EXTRACTED INFORMATION =>
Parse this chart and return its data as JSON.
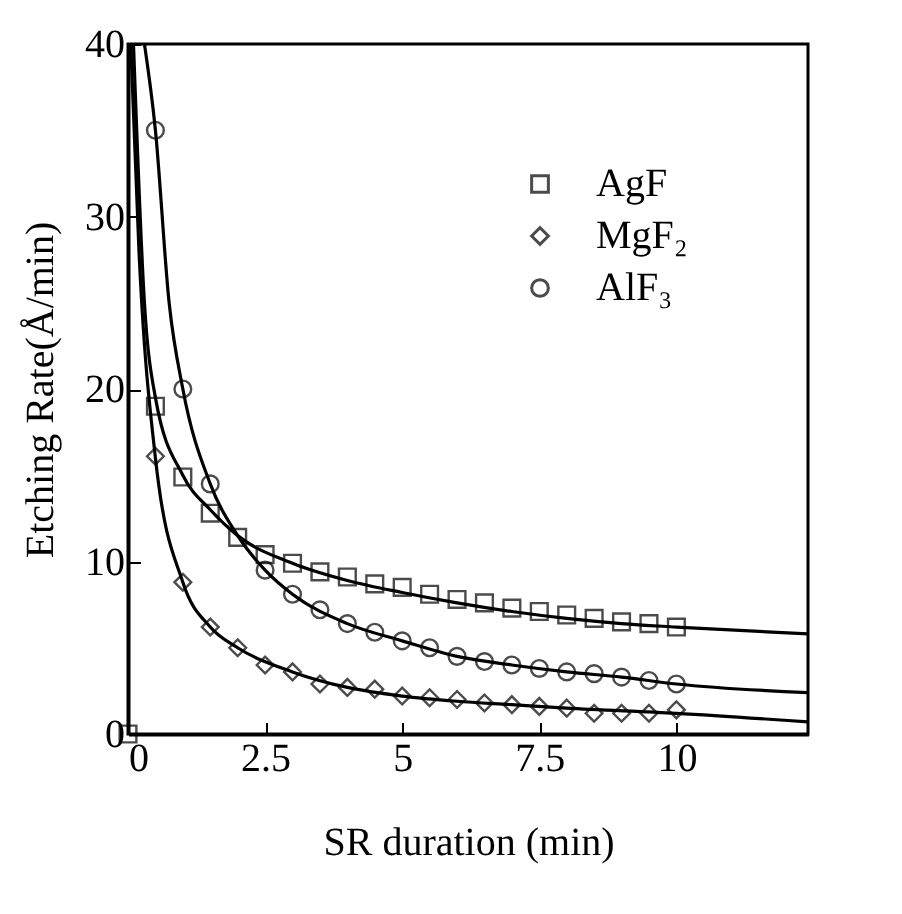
{
  "chart_data": {
    "type": "scatter",
    "xlabel": "SR duration  (min)",
    "ylabel": "Etching Rate(Å/min)",
    "xlim": [
      0,
      12.4
    ],
    "ylim": [
      0,
      40
    ],
    "xticks": [
      0,
      2.5,
      5,
      7.5,
      10
    ],
    "yticks": [
      0,
      10,
      20,
      30,
      40
    ],
    "grid": false,
    "legend": "top right",
    "series": [
      {
        "name": "AgF",
        "marker": "square",
        "color": "#000000",
        "x": [
          0,
          0.5,
          1,
          1.5,
          2,
          2.5,
          3,
          3.5,
          4,
          4.5,
          5,
          5.5,
          6,
          6.5,
          7,
          7.5,
          8,
          8.5,
          9,
          9.5,
          10
        ],
        "values": [
          0,
          19.0,
          14.9,
          12.8,
          11.4,
          10.4,
          9.9,
          9.4,
          9.1,
          8.7,
          8.5,
          8.1,
          7.8,
          7.6,
          7.3,
          7.1,
          6.9,
          6.7,
          6.5,
          6.4,
          6.2
        ]
      },
      {
        "name": "MgF₂",
        "marker": "diamond",
        "color": "#000000",
        "x": [
          0.5,
          1,
          1.5,
          2,
          2.5,
          3,
          3.5,
          4,
          4.5,
          5,
          5.5,
          6,
          6.5,
          7,
          7.5,
          8,
          8.5,
          9,
          9.5,
          10
        ],
        "values": [
          16.1,
          8.8,
          6.2,
          5.0,
          4.0,
          3.6,
          2.9,
          2.7,
          2.6,
          2.2,
          2.1,
          2.0,
          1.8,
          1.7,
          1.6,
          1.5,
          1.2,
          1.2,
          1.2,
          1.4
        ]
      },
      {
        "name": "AlF₃",
        "marker": "circle",
        "color": "#000000",
        "x": [
          0.5,
          1,
          1.5,
          2.5,
          3,
          3.5,
          4,
          4.5,
          5,
          5.5,
          6,
          6.5,
          7,
          7.5,
          8,
          8.5,
          9,
          9.5,
          10
        ],
        "values": [
          35,
          20,
          14.5,
          9.5,
          8.1,
          7.2,
          6.4,
          5.9,
          5.4,
          5.0,
          4.5,
          4.2,
          4.0,
          3.8,
          3.6,
          3.5,
          3.3,
          3.1,
          2.9
        ]
      },
      {
        "type": "line",
        "line_style": "solid",
        "color": "#000000",
        "x": [
          0.1,
          0.3,
          0.5,
          1,
          1.5,
          2,
          3,
          4,
          5,
          6,
          7,
          8,
          9,
          10,
          12.4
        ],
        "values": [
          40,
          25,
          19.5,
          15,
          13,
          11.5,
          9.9,
          8.9,
          8.2,
          7.6,
          7.1,
          6.7,
          6.4,
          6.2,
          5.8
        ]
      },
      {
        "type": "line",
        "line_style": "solid",
        "color": "#000000",
        "x": [
          0.05,
          0.2,
          0.5,
          1,
          1.5,
          2,
          3,
          4,
          5,
          6,
          7,
          8,
          10,
          12.4
        ],
        "values": [
          40,
          28,
          16,
          8.8,
          6.2,
          5.0,
          3.6,
          2.7,
          2.2,
          1.9,
          1.7,
          1.5,
          1.2,
          0.7
        ]
      },
      {
        "type": "line",
        "line_style": "solid",
        "color": "#000000",
        "x": [
          0.3,
          0.5,
          0.75,
          1,
          1.5,
          2,
          2.5,
          3,
          4,
          5,
          6,
          7,
          8,
          9,
          10,
          12.4
        ],
        "values": [
          40,
          35,
          25,
          20,
          14.5,
          11.5,
          9.5,
          8.1,
          6.4,
          5.4,
          4.5,
          4.0,
          3.6,
          3.3,
          2.9,
          2.4
        ]
      }
    ]
  }
}
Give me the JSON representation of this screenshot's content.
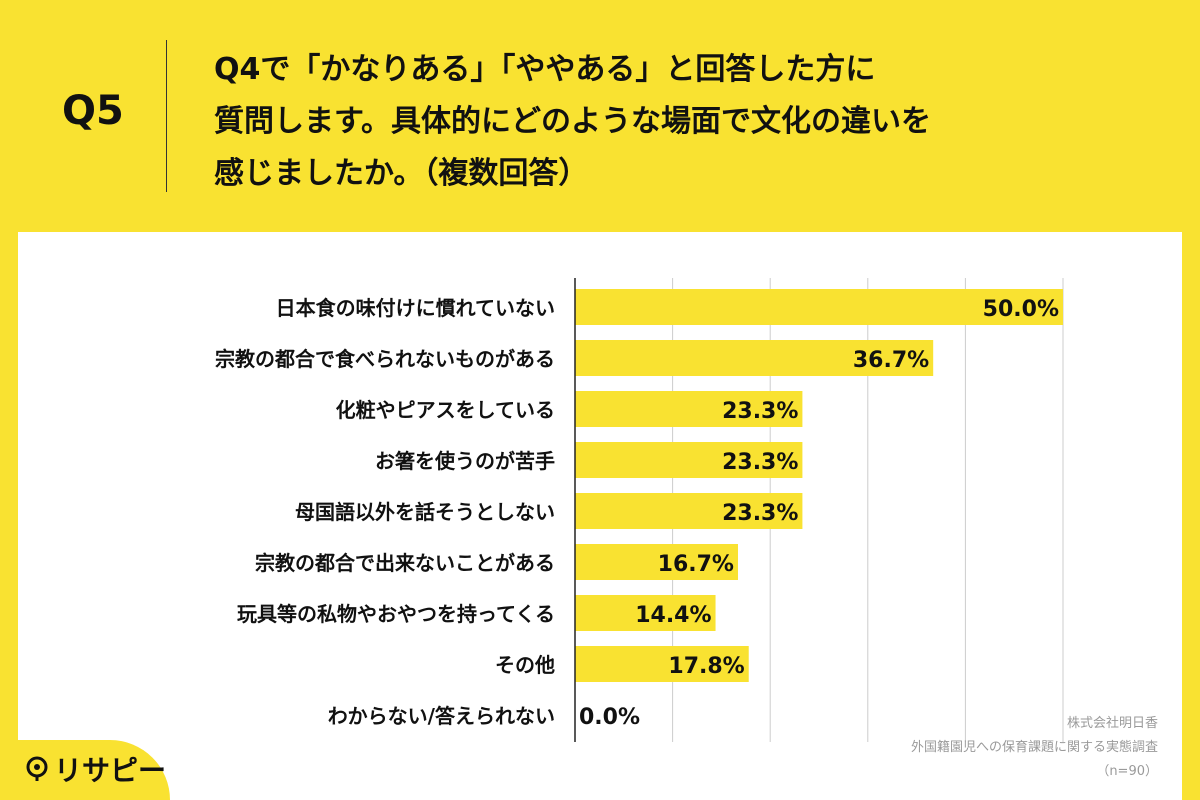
{
  "header": {
    "question_number": "Q5",
    "question_lines": [
      "Q4で「かなりある」「ややある」と回答した方に",
      "質問します。具体的にどのような場面で文化の違いを",
      "感じましたか。（複数回答）"
    ]
  },
  "chart_data": {
    "type": "bar",
    "orientation": "horizontal",
    "categories": [
      "日本食の味付けに慣れていない",
      "宗教の都合で食べられないものがある",
      "化粧やピアスをしている",
      "お箸を使うのが苦手",
      "母国語以外を話そうとしない",
      "宗教の都合で出来ないことがある",
      "玩具等の私物やおやつを持ってくる",
      "その他",
      "わからない/答えられない"
    ],
    "values": [
      50.0,
      36.7,
      23.3,
      23.3,
      23.3,
      16.7,
      14.4,
      17.8,
      0.0
    ],
    "value_labels": [
      "50.0%",
      "36.7%",
      "23.3%",
      "23.3%",
      "23.3%",
      "16.7%",
      "14.4%",
      "17.8%",
      "0.0%"
    ],
    "xlim": [
      0,
      50
    ],
    "grid": true,
    "bar_color": "#f9e231"
  },
  "footer": {
    "logo_text": "リサピー",
    "source_lines": [
      "株式会社明日香",
      "外国籍園児への保育課題に関する実態調査",
      "（n=90）"
    ]
  },
  "colors": {
    "background": "#f9e231",
    "panel": "#ffffff",
    "text": "#111111",
    "grid": "#cccccc"
  }
}
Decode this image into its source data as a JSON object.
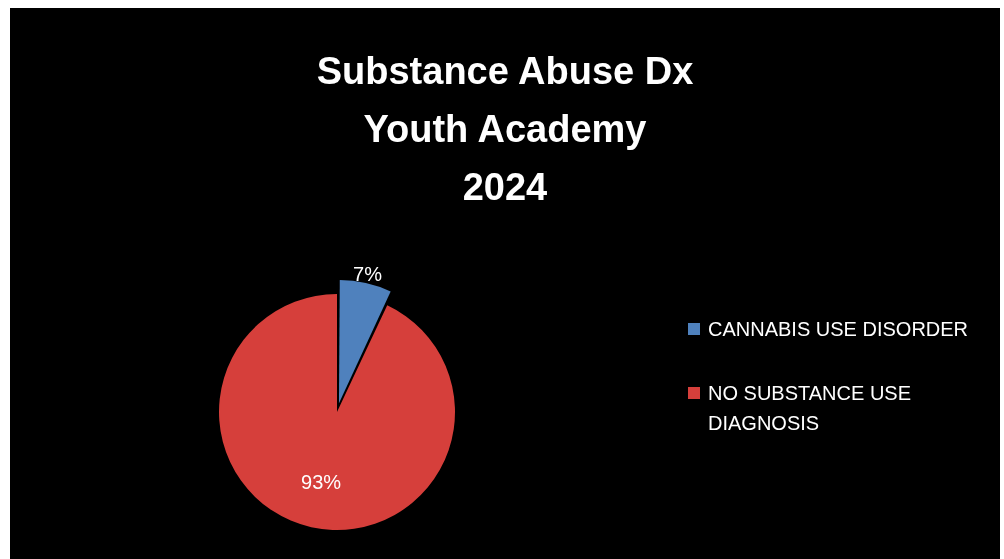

TASK DESCRIPTION => Pictures are to be left out; the records above must be repeated word for word.

OUTPUT OF THE EXERCISE =>
Parse this chart and return its data as JSON.
{
  "chart_data": {
    "type": "scatter",
    "xlabel": "SR duration  (min)",
    "ylabel": "Etching Rate(Å/min)",
    "xlim": [
      0,
      12.4
    ],
    "ylim": [
      0,
      40
    ],
    "xticks": [
      0,
      2.5,
      5,
      7.5,
      10
    ],
    "yticks": [
      0,
      10,
      20,
      30,
      40
    ],
    "grid": false,
    "legend": "top right",
    "series": [
      {
        "name": "AgF",
        "marker": "square",
        "color": "#000000",
        "x": [
          0,
          0.5,
          1,
          1.5,
          2,
          2.5,
          3,
          3.5,
          4,
          4.5,
          5,
          5.5,
          6,
          6.5,
          7,
          7.5,
          8,
          8.5,
          9,
          9.5,
          10
        ],
        "values": [
          0,
          19.0,
          14.9,
          12.8,
          11.4,
          10.4,
          9.9,
          9.4,
          9.1,
          8.7,
          8.5,
          8.1,
          7.8,
          7.6,
          7.3,
          7.1,
          6.9,
          6.7,
          6.5,
          6.4,
          6.2
        ]
      },
      {
        "name": "MgF₂",
        "marker": "diamond",
        "color": "#000000",
        "x": [
          0.5,
          1,
          1.5,
          2,
          2.5,
          3,
          3.5,
          4,
          4.5,
          5,
          5.5,
          6,
          6.5,
          7,
          7.5,
          8,
          8.5,
          9,
          9.5,
          10
        ],
        "values": [
          16.1,
          8.8,
          6.2,
          5.0,
          4.0,
          3.6,
          2.9,
          2.7,
          2.6,
          2.2,
          2.1,
          2.0,
          1.8,
          1.7,
          1.6,
          1.5,
          1.2,
          1.2,
          1.2,
          1.4
        ]
      },
      {
        "name": "AlF₃",
        "marker": "circle",
        "color": "#000000",
        "x": [
          0.5,
          1,
          1.5,
          2.5,
          3,
          3.5,
          4,
          4.5,
          5,
          5.5,
          6,
          6.5,
          7,
          7.5,
          8,
          8.5,
          9,
          9.5,
          10
        ],
        "values": [
          35,
          20,
          14.5,
          9.5,
          8.1,
          7.2,
          6.4,
          5.9,
          5.4,
          5.0,
          4.5,
          4.2,
          4.0,
          3.8,
          3.6,
          3.5,
          3.3,
          3.1,
          2.9
        ]
      },
      {
        "type": "line",
        "line_style": "solid",
        "color": "#000000",
        "x": [
          0.1,
          0.3,
          0.5,
          1,
          1.5,
          2,
          3,
          4,
          5,
          6,
          7,
          8,
          9,
          10,
          12.4
        ],
        "values": [
          40,
          25,
          19.5,
          15,
          13,
          11.5,
          9.9,
          8.9,
          8.2,
          7.6,
          7.1,
          6.7,
          6.4,
          6.2,
          5.8
        ]
      },
      {
        "type": "line",
        "line_style": "solid",
        "color": "#000000",
        "x": [
          0.05,
          0.2,
          0.5,
          1,
          1.5,
          2,
          3,
          4,
          5,
          6,
          7,
          8,
          10,
          12.4
        ],
        "values": [
          40,
          28,
          16,
          8.8,
          6.2,
          5.0,
          3.6,
          2.7,
          2.2,
          1.9,
          1.7,
          1.5,
          1.2,
          0.7
        ]
      },
      {
        "type": "line",
        "line_style": "solid",
        "color": "#000000",
        "x": [
          0.3,
          0.5,
          0.75,
          1,
          1.5,
          2,
          2.5,
          3,
          4,
          5,
          6,
          7,
          8,
          9,
          10,
          12.4
        ],
        "values": [
          40,
          35,
          25,
          20,
          14.5,
          11.5,
          9.5,
          8.1,
          6.4,
          5.4,
          4.5,
          4.0,
          3.6,
          3.3,
          2.9,
          2.4
        ]
      }
    ]
  }
}
Give me the JSON representation of this screenshot's content.
{
  "header": {
    "question_number": "Q5",
    "question_lines": [
      "Q4で「かなりある」「ややある」と回答した方に",
      "質問します。具体的にどのような場面で文化の違いを",
      "感じましたか。（複数回答）"
    ]
  },
  "chart_data": {
    "type": "bar",
    "orientation": "horizontal",
    "categories": [
      "日本食の味付けに慣れていない",
      "宗教の都合で食べられないものがある",
      "化粧やピアスをしている",
      "お箸を使うのが苦手",
      "母国語以外を話そうとしない",
      "宗教の都合で出来ないことがある",
      "玩具等の私物やおやつを持ってくる",
      "その他",
      "わからない/答えられない"
    ],
    "values": [
      50.0,
      36.7,
      23.3,
      23.3,
      23.3,
      16.7,
      14.4,
      17.8,
      0.0
    ],
    "value_labels": [
      "50.0%",
      "36.7%",
      "23.3%",
      "23.3%",
      "23.3%",
      "16.7%",
      "14.4%",
      "17.8%",
      "0.0%"
    ],
    "xlim": [
      0,
      50
    ],
    "grid": true,
    "bar_color": "#f9e231"
  },
  "footer": {
    "logo_text": "リサピー",
    "source_lines": [
      "株式会社明日香",
      "外国籍園児への保育課題に関する実態調査",
      "（n=90）"
    ]
  },
  "colors": {
    "background": "#f9e231",
    "panel": "#ffffff",
    "text": "#111111",
    "grid": "#cccccc"
  }
}
Decode this image into its source data as a JSON object.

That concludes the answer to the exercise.